=== Exercise inputs ===

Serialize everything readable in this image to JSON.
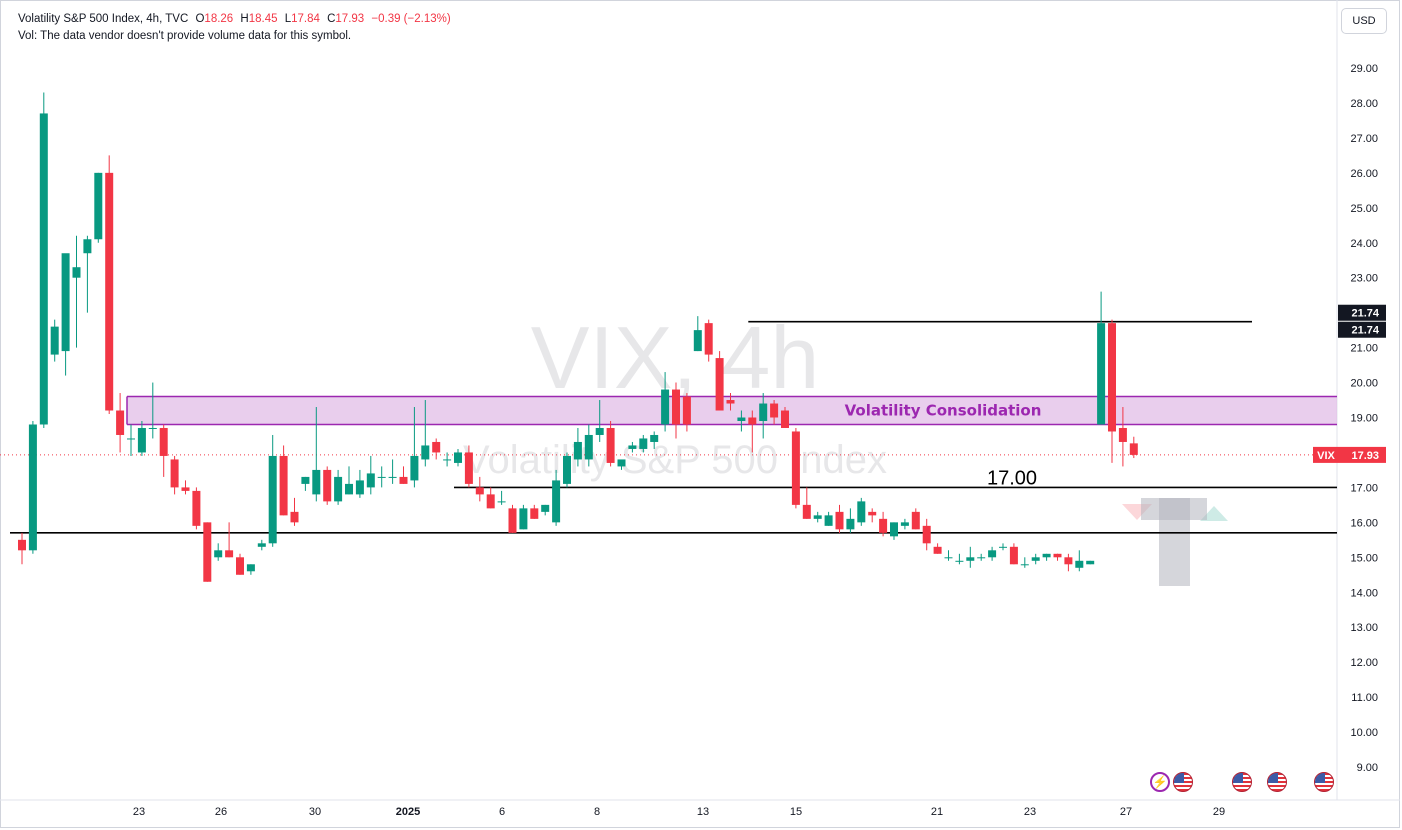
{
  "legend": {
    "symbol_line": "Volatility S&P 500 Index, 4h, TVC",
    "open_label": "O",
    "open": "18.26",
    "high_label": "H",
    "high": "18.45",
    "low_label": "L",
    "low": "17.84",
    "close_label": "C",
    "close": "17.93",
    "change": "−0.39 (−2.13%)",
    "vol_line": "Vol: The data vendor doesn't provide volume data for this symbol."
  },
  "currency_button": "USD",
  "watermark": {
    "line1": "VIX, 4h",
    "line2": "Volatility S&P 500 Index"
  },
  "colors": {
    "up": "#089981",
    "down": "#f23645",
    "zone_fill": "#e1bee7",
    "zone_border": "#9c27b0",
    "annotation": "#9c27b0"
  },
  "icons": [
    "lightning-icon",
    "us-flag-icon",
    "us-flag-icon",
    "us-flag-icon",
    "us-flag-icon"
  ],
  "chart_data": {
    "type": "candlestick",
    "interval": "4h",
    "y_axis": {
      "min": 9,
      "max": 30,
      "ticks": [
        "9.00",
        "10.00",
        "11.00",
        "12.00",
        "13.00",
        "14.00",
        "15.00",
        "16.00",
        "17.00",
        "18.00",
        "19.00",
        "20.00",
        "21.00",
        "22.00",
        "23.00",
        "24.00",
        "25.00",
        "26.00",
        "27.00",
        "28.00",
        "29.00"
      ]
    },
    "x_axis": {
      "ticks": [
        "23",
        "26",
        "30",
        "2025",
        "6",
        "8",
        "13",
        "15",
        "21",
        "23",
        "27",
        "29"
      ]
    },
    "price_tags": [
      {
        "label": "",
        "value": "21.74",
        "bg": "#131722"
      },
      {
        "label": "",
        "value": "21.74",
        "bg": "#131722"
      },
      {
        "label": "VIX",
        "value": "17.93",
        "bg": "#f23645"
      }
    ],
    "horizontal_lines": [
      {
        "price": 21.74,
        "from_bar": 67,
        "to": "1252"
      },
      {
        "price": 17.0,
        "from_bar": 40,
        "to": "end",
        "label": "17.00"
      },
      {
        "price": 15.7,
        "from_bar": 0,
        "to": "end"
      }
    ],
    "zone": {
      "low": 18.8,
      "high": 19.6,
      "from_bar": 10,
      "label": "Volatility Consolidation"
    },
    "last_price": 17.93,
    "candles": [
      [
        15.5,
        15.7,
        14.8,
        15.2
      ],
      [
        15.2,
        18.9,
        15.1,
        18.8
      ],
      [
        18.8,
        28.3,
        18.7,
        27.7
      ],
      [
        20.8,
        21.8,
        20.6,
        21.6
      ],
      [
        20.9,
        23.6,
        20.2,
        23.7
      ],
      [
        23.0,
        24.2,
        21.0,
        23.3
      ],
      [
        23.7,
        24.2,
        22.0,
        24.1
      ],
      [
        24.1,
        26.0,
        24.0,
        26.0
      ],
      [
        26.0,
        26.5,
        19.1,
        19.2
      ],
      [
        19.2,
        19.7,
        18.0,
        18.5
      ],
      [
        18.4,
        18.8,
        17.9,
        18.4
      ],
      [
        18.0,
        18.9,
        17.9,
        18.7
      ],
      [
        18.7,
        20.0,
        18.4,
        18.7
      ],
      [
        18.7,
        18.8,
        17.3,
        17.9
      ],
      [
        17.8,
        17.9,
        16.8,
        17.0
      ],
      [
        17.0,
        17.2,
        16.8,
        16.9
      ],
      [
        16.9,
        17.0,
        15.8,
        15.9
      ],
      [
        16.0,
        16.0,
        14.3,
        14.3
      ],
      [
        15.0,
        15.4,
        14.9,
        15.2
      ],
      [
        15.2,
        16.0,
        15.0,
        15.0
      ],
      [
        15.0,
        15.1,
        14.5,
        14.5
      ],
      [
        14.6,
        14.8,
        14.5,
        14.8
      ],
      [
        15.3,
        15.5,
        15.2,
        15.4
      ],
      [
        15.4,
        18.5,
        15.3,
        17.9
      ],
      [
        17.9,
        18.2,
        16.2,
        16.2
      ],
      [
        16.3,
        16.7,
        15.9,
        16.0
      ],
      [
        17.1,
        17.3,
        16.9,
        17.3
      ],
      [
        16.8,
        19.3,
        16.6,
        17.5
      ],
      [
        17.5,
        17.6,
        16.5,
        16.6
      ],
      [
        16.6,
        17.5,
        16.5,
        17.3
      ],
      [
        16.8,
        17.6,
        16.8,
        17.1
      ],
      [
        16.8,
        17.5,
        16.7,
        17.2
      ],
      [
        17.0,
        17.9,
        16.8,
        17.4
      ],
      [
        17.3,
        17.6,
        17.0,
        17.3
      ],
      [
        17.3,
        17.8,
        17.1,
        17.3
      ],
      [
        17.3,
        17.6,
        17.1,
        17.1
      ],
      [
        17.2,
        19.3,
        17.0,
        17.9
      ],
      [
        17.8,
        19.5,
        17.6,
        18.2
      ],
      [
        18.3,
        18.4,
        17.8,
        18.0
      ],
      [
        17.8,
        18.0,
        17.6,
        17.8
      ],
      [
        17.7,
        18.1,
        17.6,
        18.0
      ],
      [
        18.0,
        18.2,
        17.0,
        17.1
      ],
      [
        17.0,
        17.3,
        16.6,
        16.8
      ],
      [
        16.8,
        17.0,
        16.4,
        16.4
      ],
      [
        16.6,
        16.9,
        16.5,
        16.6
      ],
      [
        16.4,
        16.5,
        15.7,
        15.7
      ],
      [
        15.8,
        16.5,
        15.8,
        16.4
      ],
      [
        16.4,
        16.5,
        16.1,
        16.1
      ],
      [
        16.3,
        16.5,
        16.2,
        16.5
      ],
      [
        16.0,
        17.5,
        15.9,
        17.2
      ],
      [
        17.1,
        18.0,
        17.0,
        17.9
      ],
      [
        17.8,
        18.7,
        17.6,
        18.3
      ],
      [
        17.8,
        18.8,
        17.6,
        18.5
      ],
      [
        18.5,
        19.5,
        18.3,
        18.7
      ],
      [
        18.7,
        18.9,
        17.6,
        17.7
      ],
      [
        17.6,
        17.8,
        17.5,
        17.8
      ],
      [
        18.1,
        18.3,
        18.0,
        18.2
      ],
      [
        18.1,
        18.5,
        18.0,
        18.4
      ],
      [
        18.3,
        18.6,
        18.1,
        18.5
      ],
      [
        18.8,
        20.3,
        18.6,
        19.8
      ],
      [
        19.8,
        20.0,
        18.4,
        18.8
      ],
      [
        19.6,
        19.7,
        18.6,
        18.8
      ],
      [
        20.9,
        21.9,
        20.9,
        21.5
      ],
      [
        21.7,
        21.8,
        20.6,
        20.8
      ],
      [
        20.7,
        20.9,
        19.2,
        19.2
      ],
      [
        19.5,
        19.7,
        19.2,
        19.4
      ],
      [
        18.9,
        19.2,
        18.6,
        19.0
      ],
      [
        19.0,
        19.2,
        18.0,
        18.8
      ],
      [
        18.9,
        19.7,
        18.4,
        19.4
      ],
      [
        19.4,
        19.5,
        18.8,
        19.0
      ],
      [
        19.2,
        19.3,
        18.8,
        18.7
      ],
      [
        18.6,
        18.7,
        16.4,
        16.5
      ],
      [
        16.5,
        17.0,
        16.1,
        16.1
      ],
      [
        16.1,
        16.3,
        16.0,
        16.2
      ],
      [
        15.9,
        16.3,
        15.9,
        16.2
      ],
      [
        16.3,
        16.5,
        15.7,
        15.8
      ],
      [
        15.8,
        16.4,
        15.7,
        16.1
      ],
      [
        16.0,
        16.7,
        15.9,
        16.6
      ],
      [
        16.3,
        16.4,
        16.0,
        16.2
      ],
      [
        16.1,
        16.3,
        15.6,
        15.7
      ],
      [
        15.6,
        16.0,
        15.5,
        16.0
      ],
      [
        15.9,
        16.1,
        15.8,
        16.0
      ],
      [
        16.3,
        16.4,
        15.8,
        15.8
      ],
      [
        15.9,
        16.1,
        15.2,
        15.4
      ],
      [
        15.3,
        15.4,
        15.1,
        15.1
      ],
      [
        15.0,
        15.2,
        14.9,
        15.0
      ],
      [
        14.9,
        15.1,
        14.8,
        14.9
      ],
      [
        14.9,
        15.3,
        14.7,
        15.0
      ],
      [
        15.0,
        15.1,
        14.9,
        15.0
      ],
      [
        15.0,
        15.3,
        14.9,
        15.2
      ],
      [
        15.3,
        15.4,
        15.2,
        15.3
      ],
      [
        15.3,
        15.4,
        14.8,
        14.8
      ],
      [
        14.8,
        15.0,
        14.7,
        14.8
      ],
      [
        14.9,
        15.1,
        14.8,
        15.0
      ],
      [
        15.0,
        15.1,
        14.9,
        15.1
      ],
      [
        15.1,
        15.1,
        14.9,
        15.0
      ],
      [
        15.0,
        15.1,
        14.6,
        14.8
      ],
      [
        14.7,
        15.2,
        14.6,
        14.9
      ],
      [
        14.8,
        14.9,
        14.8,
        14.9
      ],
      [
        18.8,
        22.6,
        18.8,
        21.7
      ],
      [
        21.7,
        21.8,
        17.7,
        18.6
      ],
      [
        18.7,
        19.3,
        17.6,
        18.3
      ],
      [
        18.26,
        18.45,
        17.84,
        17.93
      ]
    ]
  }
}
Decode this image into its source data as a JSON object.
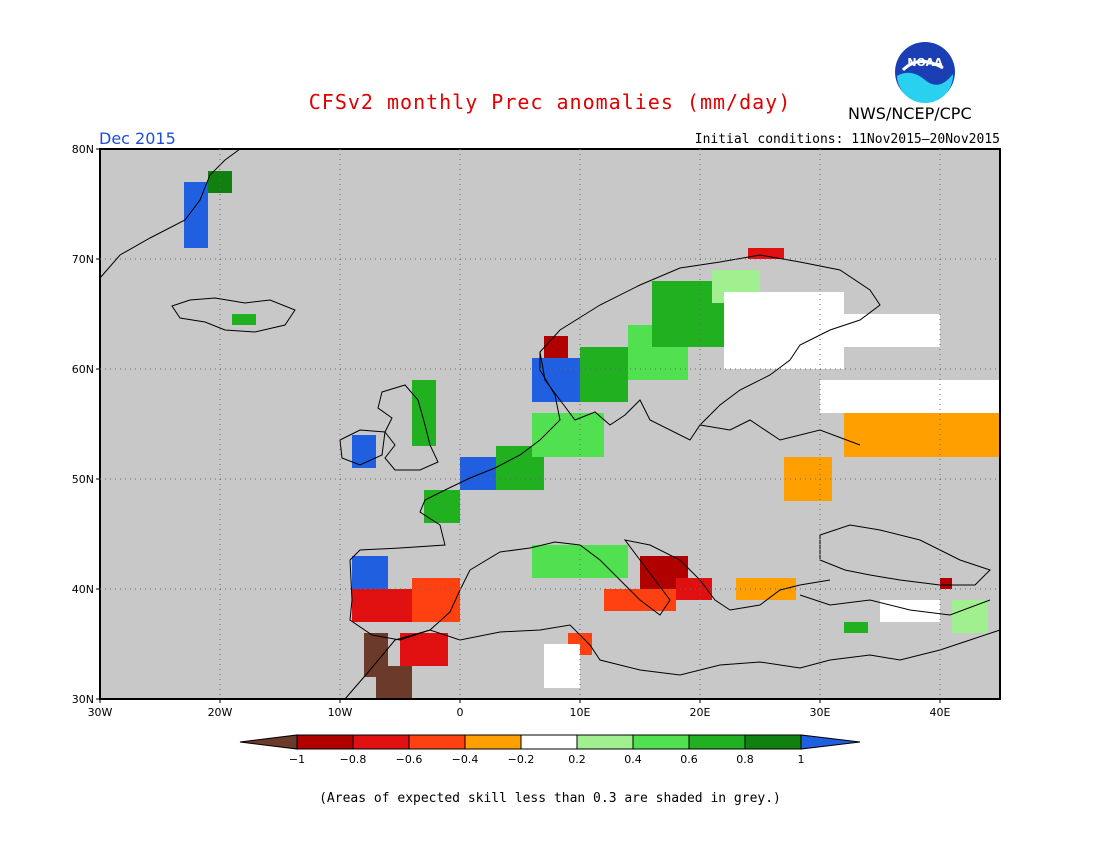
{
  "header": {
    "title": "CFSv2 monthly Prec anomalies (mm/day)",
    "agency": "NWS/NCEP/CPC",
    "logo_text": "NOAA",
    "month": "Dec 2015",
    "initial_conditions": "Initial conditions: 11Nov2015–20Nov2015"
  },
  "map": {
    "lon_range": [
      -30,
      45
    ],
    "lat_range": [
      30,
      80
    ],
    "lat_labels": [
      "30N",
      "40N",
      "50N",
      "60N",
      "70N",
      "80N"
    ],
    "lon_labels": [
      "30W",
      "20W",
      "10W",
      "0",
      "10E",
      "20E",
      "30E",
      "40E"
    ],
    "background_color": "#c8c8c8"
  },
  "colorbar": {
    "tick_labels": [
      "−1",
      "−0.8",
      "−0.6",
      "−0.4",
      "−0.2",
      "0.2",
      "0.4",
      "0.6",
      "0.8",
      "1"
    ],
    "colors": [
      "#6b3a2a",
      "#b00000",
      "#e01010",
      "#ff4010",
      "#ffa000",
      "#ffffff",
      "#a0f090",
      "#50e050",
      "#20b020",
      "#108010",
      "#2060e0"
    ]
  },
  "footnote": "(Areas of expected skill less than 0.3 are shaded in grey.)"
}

===

Output verbatim the lines beginning at the line with "Decode this image" and ending at the last line of the material above, inclusive. Do not carry over any pictures.

Decode this image into its source data as a JSON object.
{
  "header": {
    "title": "CFSv2 monthly Prec anomalies (mm/day)",
    "agency": "NWS/NCEP/CPC",
    "logo_text": "NOAA",
    "month": "Dec 2015",
    "initial_conditions": "Initial conditions: 11Nov2015–20Nov2015"
  },
  "map": {
    "lon_range": [
      -30,
      45
    ],
    "lat_range": [
      30,
      80
    ],
    "lat_labels": [
      "30N",
      "40N",
      "50N",
      "60N",
      "70N",
      "80N"
    ],
    "lon_labels": [
      "30W",
      "20W",
      "10W",
      "0",
      "10E",
      "20E",
      "30E",
      "40E"
    ],
    "background_color": "#c8c8c8"
  },
  "colorbar": {
    "tick_labels": [
      "−1",
      "−0.8",
      "−0.6",
      "−0.4",
      "−0.2",
      "0.2",
      "0.4",
      "0.6",
      "0.8",
      "1"
    ],
    "colors": [
      "#6b3a2a",
      "#b00000",
      "#e01010",
      "#ff4010",
      "#ffa000",
      "#ffffff",
      "#a0f090",
      "#50e050",
      "#20b020",
      "#108010",
      "#2060e0"
    ]
  },
  "footnote": "(Areas of expected skill less than 0.3 are shaded in grey.)"
}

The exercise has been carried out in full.